Records for the exercise:
------------------------------
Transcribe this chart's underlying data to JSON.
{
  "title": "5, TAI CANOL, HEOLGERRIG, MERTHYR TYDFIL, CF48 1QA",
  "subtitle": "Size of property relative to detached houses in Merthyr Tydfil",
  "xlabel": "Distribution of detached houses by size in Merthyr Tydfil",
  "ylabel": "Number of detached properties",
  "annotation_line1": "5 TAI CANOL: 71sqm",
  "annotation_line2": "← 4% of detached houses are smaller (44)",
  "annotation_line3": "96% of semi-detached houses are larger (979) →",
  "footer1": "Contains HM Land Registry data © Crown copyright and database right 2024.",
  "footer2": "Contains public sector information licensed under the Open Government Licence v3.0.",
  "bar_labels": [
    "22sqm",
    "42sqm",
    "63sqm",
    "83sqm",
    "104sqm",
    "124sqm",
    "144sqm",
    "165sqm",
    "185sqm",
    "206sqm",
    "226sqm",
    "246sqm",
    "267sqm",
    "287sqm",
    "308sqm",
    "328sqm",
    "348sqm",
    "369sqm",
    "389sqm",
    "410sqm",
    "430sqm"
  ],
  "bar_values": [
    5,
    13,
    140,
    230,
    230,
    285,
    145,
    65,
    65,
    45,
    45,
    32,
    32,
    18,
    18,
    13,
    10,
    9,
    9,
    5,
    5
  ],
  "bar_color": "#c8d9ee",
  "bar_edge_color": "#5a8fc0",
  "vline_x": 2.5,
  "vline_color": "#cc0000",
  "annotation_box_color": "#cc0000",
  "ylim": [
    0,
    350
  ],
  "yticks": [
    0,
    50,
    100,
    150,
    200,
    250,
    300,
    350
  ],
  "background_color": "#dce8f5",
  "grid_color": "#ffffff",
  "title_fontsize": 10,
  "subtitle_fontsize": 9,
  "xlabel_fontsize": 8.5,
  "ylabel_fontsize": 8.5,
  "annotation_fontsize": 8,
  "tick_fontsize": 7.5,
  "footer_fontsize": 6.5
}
------------------------------
Extract the whole listing, character for character.

Transcribe this chart's underlying data to JSON.
{
  "title": "5, TAI CANOL, HEOLGERRIG, MERTHYR TYDFIL, CF48 1QA",
  "subtitle": "Size of property relative to detached houses in Merthyr Tydfil",
  "xlabel": "Distribution of detached houses by size in Merthyr Tydfil",
  "ylabel": "Number of detached properties",
  "annotation_line1": "5 TAI CANOL: 71sqm",
  "annotation_line2": "← 4% of detached houses are smaller (44)",
  "annotation_line3": "96% of semi-detached houses are larger (979) →",
  "footer1": "Contains HM Land Registry data © Crown copyright and database right 2024.",
  "footer2": "Contains public sector information licensed under the Open Government Licence v3.0.",
  "bar_labels": [
    "22sqm",
    "42sqm",
    "63sqm",
    "83sqm",
    "104sqm",
    "124sqm",
    "144sqm",
    "165sqm",
    "185sqm",
    "206sqm",
    "226sqm",
    "246sqm",
    "267sqm",
    "287sqm",
    "308sqm",
    "328sqm",
    "348sqm",
    "369sqm",
    "389sqm",
    "410sqm",
    "430sqm"
  ],
  "bar_values": [
    5,
    13,
    140,
    230,
    230,
    285,
    145,
    65,
    65,
    45,
    45,
    32,
    32,
    18,
    18,
    13,
    10,
    9,
    9,
    5,
    5
  ],
  "bar_color": "#c8d9ee",
  "bar_edge_color": "#5a8fc0",
  "vline_x": 2.5,
  "vline_color": "#cc0000",
  "annotation_box_color": "#cc0000",
  "ylim": [
    0,
    350
  ],
  "yticks": [
    0,
    50,
    100,
    150,
    200,
    250,
    300,
    350
  ],
  "background_color": "#dce8f5",
  "grid_color": "#ffffff",
  "title_fontsize": 10,
  "subtitle_fontsize": 9,
  "xlabel_fontsize": 8.5,
  "ylabel_fontsize": 8.5,
  "annotation_fontsize": 8,
  "tick_fontsize": 7.5,
  "footer_fontsize": 6.5
}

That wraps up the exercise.